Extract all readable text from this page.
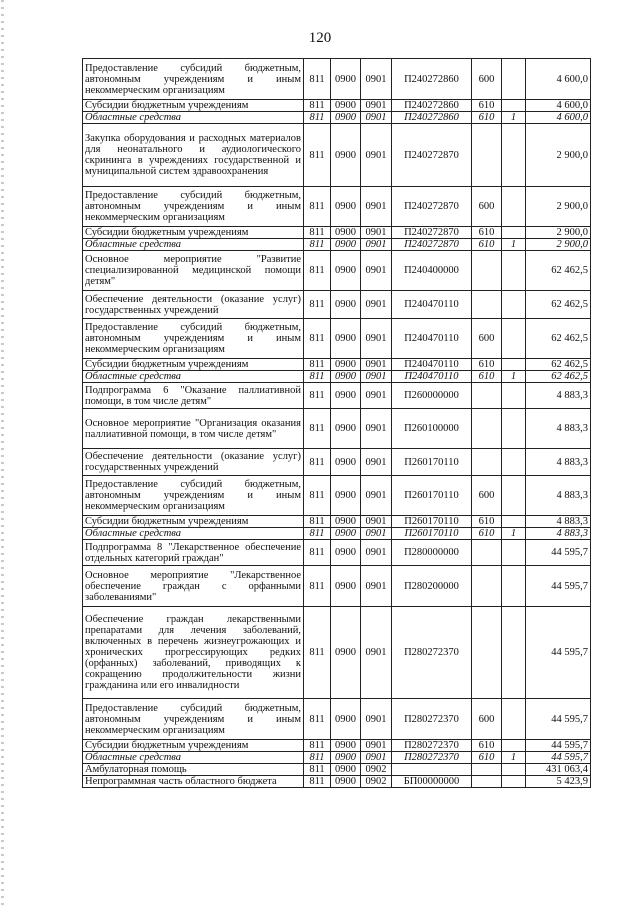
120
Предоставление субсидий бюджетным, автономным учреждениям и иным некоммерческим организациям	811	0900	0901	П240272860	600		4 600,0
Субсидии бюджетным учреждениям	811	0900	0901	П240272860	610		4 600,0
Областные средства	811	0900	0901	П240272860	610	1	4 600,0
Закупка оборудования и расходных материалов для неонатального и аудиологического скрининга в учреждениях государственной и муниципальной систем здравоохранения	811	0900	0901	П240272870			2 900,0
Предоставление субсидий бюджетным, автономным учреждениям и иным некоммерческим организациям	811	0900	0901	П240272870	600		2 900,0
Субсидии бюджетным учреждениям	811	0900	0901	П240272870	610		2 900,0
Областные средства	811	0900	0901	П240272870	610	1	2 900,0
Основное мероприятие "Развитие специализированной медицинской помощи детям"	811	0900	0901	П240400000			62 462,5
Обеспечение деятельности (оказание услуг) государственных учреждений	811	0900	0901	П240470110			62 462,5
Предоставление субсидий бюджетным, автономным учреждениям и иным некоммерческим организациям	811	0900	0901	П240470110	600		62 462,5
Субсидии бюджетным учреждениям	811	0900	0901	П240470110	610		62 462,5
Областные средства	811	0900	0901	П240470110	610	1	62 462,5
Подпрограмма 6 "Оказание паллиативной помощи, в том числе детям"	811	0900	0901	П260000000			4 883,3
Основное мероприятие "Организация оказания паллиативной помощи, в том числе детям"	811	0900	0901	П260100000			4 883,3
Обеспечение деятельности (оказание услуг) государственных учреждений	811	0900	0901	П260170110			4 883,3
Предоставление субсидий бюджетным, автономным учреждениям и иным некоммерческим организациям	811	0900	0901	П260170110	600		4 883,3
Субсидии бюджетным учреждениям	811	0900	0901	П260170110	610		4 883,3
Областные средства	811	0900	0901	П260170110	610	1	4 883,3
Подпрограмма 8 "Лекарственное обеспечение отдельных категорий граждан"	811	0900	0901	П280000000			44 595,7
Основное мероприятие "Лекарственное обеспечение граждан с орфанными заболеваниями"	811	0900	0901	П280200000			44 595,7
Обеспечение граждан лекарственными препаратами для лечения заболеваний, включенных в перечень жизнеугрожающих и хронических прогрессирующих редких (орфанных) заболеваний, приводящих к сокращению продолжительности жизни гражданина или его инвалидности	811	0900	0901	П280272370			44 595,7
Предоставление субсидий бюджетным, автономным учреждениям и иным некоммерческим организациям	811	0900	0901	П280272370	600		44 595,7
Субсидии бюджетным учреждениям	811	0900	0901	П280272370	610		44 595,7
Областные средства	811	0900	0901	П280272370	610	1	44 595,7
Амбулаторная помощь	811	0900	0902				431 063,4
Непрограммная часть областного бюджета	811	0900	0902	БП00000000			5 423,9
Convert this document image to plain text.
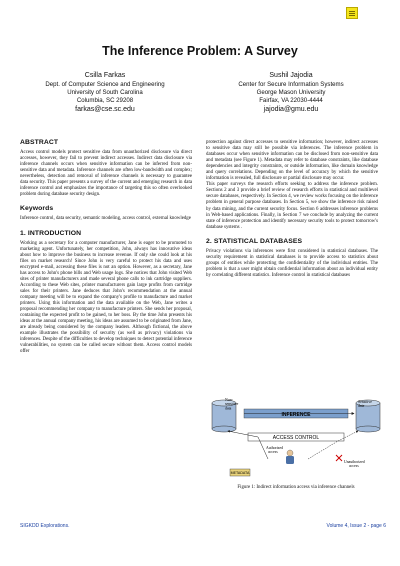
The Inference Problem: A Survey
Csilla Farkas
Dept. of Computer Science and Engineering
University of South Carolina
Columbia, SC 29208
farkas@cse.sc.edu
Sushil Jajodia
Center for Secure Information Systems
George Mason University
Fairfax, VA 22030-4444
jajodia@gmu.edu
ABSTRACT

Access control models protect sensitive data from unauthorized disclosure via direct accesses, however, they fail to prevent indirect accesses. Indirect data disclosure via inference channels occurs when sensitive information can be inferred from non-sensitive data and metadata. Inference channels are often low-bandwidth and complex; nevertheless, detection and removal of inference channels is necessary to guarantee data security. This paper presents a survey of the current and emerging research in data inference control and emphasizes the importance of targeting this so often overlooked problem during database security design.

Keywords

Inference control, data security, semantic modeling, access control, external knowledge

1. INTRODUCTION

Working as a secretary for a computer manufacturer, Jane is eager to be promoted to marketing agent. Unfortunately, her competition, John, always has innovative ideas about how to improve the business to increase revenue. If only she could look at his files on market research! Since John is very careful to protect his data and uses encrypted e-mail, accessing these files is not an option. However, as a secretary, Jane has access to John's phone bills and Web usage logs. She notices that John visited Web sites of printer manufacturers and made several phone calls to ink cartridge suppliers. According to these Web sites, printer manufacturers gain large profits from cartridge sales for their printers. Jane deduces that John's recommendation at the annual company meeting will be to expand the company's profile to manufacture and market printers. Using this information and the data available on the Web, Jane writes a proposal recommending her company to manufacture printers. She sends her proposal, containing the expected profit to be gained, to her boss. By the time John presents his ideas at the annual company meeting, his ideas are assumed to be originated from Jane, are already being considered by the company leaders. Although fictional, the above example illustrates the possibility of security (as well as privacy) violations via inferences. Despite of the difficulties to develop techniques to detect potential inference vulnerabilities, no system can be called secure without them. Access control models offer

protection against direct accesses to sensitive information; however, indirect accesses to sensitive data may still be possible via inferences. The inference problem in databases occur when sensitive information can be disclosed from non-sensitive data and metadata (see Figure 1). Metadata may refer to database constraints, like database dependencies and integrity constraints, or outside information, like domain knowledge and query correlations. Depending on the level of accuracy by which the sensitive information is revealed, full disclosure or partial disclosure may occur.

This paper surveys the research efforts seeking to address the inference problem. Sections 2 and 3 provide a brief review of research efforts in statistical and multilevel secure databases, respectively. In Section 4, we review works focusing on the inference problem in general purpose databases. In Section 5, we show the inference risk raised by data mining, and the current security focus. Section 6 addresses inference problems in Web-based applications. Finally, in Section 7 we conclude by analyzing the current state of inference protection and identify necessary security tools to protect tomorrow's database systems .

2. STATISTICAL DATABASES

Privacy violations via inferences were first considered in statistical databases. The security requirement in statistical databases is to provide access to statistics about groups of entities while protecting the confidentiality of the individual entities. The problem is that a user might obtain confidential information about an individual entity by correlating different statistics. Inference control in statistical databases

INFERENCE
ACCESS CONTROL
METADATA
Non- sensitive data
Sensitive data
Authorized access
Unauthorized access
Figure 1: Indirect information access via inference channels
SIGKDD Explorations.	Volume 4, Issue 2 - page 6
=-=-=-=-=
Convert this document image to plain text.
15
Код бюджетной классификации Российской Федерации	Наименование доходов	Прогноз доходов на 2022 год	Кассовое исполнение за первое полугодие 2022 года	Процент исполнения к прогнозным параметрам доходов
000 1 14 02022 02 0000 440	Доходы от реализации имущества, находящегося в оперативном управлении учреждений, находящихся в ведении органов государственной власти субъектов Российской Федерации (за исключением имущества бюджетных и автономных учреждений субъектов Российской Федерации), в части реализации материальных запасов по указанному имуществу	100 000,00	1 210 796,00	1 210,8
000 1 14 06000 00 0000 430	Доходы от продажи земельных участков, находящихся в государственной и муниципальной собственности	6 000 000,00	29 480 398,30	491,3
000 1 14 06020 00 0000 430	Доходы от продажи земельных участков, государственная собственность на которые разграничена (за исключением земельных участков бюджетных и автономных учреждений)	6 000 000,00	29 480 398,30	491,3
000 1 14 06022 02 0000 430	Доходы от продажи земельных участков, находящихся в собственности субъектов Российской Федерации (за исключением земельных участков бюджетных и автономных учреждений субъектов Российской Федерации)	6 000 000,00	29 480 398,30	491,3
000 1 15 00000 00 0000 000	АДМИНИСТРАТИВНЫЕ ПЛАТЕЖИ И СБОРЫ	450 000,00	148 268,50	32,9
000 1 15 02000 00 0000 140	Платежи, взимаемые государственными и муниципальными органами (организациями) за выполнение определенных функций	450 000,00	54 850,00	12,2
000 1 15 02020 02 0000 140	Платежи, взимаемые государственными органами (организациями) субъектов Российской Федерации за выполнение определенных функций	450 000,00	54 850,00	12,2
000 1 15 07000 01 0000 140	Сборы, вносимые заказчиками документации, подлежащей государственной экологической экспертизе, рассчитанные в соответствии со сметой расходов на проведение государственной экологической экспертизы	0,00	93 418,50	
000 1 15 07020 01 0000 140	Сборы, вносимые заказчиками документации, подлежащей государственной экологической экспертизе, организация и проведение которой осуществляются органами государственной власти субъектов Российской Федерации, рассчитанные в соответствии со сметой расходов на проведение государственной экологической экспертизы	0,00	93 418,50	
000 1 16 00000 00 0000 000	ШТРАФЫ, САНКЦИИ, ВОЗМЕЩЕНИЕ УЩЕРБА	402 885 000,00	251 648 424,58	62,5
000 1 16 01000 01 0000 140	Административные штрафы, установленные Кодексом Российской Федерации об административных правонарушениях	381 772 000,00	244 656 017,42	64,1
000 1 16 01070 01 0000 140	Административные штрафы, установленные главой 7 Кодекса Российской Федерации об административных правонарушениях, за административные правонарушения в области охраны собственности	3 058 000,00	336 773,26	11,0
=-=-=-=-=
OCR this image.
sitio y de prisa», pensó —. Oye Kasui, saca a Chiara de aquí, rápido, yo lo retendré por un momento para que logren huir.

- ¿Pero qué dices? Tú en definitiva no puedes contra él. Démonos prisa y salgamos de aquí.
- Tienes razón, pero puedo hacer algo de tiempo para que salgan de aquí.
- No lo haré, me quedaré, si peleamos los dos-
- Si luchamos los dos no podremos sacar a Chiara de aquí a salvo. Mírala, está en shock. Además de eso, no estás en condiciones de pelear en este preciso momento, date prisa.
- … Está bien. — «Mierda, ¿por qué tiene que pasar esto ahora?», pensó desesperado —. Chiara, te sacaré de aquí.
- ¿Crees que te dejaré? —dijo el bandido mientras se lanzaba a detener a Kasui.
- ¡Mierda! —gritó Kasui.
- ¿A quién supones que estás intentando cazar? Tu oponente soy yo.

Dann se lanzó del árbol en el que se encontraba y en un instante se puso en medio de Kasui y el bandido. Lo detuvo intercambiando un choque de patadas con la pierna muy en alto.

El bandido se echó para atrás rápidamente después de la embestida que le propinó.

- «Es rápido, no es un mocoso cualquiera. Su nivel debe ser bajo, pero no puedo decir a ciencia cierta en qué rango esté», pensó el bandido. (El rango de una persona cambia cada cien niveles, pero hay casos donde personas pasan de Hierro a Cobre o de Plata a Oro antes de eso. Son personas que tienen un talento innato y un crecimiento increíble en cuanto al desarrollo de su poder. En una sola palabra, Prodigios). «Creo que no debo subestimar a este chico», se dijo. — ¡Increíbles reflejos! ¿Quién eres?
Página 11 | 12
=-=-=-=-=
* YOUR OBJECTIVE
Among the lines of the data above, determine how many contain the word "помощи". Report the number alone.

* SOLUTION TO THE PROBLEM
3